• Written task:
Sift the listing for lines that hold the string "JSON" and pull them out.

• Records for processing:
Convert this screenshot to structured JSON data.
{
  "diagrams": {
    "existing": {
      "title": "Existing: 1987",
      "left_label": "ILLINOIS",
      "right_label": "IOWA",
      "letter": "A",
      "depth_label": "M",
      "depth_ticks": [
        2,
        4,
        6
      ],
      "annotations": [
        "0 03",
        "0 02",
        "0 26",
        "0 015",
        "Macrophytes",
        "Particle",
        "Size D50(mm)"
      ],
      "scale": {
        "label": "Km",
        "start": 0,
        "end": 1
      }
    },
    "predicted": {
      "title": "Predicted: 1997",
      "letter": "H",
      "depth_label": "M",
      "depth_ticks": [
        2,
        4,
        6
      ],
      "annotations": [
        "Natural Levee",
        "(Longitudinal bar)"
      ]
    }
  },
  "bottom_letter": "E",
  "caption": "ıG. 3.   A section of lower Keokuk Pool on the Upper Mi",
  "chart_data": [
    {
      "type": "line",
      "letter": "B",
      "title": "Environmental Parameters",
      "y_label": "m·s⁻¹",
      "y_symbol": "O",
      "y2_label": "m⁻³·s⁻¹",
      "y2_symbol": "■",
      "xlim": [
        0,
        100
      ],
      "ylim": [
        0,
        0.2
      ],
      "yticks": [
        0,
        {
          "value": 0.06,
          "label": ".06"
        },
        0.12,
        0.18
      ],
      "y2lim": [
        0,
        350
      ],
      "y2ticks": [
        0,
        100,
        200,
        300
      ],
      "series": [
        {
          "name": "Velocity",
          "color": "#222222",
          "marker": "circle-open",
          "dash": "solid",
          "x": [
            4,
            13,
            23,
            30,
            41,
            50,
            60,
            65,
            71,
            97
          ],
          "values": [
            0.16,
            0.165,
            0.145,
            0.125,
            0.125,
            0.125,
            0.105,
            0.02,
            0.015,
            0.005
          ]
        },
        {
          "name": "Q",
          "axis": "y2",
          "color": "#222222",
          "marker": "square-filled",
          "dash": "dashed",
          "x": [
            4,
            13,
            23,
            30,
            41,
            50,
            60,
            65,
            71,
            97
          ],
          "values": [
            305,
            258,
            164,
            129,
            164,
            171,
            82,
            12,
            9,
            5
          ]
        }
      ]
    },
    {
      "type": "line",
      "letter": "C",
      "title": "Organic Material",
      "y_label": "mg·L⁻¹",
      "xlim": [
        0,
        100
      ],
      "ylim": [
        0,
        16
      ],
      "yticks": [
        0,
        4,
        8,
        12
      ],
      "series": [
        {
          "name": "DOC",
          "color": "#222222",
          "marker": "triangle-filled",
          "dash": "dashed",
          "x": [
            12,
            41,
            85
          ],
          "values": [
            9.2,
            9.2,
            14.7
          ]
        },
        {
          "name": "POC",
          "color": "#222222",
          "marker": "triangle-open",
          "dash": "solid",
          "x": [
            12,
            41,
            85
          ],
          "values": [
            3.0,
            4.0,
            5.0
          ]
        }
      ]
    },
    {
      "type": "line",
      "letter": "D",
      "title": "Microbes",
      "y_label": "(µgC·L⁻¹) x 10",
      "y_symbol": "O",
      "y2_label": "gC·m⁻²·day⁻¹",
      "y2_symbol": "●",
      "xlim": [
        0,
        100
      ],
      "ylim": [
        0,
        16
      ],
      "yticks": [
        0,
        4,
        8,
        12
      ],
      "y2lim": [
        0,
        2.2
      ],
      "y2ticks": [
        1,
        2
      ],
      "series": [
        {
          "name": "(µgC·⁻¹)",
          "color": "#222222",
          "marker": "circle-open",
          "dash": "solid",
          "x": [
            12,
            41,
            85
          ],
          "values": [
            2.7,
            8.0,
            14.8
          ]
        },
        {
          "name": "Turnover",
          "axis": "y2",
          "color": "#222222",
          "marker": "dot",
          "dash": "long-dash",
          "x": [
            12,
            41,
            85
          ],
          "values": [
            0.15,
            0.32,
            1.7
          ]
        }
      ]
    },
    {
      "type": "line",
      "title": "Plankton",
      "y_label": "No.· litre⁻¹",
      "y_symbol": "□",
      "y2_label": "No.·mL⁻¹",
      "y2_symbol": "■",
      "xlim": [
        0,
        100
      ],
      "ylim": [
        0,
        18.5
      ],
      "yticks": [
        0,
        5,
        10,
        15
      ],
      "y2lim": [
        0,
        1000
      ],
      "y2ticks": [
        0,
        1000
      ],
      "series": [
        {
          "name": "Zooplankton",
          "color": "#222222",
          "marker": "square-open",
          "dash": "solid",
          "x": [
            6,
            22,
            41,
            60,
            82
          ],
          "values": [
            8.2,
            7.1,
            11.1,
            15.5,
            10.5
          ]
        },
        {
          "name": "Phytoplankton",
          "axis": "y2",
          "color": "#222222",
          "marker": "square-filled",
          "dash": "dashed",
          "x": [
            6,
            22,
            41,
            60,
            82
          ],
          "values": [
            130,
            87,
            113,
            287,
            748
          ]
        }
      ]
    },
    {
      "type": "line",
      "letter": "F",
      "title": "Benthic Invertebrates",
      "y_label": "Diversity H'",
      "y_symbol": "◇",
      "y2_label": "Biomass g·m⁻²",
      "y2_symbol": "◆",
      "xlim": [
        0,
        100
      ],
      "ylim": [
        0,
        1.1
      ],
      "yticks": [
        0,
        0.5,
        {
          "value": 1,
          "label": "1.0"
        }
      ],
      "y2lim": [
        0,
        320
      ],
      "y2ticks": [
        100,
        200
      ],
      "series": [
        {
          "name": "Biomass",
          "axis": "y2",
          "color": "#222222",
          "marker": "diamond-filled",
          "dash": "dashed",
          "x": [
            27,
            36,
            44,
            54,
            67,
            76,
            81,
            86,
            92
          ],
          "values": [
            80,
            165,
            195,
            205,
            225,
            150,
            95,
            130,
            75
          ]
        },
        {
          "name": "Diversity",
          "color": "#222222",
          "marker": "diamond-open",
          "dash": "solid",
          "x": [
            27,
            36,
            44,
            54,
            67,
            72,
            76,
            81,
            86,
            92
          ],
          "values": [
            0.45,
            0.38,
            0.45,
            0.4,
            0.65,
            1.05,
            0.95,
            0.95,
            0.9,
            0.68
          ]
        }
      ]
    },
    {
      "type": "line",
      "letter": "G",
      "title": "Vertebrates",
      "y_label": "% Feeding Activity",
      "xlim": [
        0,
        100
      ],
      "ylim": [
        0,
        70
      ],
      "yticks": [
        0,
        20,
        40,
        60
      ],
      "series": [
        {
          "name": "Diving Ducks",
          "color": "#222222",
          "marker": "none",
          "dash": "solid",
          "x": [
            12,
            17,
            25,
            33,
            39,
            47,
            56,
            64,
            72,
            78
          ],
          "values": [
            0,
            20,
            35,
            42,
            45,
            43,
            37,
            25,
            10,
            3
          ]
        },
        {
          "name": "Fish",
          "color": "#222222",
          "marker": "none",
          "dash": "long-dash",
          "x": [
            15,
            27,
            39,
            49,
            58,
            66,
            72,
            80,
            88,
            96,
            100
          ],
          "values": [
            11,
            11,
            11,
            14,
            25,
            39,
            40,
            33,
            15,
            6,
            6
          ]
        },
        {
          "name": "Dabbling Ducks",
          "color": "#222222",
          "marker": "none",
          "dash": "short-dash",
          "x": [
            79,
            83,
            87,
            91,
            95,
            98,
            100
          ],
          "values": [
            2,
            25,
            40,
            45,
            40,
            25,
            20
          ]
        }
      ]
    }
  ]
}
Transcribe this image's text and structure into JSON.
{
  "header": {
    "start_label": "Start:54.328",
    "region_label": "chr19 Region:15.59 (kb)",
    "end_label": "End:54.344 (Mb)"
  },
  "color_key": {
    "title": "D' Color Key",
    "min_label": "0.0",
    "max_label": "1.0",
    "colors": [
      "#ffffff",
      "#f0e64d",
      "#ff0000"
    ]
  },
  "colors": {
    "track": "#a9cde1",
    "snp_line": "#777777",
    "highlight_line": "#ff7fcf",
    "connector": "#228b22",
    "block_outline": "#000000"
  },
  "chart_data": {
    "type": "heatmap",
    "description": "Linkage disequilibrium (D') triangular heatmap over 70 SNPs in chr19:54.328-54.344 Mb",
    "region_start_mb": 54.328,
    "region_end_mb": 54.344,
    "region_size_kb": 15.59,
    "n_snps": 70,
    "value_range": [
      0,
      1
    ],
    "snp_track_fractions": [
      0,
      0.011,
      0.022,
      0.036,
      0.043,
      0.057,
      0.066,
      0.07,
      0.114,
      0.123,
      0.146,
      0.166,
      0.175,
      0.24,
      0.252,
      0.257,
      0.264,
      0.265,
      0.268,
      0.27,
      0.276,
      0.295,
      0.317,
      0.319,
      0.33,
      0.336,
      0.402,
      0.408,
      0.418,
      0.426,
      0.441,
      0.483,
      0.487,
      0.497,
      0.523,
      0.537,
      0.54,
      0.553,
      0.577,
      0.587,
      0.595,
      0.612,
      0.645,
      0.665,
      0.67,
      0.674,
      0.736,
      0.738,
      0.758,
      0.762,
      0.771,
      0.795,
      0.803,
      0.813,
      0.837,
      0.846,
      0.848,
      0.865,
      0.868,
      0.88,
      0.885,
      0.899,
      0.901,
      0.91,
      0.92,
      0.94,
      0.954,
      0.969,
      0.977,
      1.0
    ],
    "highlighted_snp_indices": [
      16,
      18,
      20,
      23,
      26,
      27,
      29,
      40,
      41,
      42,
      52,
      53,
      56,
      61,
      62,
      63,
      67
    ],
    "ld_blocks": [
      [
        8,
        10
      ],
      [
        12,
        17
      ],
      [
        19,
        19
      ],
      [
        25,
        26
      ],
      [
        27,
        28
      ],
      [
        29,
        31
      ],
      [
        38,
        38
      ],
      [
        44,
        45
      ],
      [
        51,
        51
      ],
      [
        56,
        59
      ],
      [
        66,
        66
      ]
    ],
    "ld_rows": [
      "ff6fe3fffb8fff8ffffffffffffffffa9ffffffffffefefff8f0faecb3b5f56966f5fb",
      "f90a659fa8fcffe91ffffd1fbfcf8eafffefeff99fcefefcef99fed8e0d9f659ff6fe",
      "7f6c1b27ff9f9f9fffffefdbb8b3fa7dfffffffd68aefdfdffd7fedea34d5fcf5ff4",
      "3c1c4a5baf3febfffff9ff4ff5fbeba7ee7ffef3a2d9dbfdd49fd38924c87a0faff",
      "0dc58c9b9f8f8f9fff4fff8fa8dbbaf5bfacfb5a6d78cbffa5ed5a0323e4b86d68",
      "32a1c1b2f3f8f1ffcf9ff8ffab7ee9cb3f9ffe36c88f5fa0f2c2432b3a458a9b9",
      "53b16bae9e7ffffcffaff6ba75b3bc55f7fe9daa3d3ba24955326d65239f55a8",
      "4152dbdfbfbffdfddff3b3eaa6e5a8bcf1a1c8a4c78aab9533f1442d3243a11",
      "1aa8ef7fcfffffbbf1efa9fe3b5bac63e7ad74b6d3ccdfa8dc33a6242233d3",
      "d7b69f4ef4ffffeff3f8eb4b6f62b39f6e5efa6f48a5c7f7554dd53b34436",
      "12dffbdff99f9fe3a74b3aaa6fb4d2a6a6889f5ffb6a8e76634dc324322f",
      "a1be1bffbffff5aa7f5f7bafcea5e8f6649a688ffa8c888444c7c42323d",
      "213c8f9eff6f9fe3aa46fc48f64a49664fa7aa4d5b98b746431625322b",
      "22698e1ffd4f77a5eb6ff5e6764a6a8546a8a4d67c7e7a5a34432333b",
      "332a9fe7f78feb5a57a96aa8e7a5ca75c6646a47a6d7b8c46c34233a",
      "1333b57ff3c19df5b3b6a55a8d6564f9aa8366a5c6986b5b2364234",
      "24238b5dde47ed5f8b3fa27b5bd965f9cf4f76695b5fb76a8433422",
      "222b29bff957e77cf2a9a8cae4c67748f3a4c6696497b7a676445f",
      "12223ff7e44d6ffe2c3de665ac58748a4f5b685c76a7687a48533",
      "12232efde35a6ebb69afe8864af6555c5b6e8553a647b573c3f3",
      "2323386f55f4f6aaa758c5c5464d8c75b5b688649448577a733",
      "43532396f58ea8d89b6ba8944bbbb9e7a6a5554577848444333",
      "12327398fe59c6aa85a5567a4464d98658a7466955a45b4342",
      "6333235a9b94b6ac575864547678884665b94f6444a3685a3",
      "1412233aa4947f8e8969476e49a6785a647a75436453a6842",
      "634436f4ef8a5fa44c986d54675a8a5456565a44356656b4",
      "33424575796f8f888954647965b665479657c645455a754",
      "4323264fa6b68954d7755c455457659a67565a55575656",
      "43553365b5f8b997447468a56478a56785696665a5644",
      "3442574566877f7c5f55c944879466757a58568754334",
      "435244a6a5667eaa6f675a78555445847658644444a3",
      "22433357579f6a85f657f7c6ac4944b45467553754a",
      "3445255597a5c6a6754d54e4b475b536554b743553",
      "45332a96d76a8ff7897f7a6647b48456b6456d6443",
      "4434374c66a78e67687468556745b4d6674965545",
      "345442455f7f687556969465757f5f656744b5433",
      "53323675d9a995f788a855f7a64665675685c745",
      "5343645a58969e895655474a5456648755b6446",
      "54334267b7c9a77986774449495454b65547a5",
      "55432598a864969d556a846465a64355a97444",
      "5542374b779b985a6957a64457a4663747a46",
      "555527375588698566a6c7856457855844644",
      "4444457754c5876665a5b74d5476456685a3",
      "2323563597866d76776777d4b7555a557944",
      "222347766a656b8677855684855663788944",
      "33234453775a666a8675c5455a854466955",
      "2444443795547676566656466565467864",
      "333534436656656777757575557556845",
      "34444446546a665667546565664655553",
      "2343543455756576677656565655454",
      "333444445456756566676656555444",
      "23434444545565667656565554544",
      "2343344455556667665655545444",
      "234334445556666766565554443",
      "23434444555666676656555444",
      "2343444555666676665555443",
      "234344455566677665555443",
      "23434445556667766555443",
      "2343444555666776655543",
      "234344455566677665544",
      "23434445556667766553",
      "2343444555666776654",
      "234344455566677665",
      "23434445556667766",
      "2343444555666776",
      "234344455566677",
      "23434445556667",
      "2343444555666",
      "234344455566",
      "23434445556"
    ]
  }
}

• Correct result:
Convert this screenshot to structured JSON data.
Transcribe this image's text and structure into JSON.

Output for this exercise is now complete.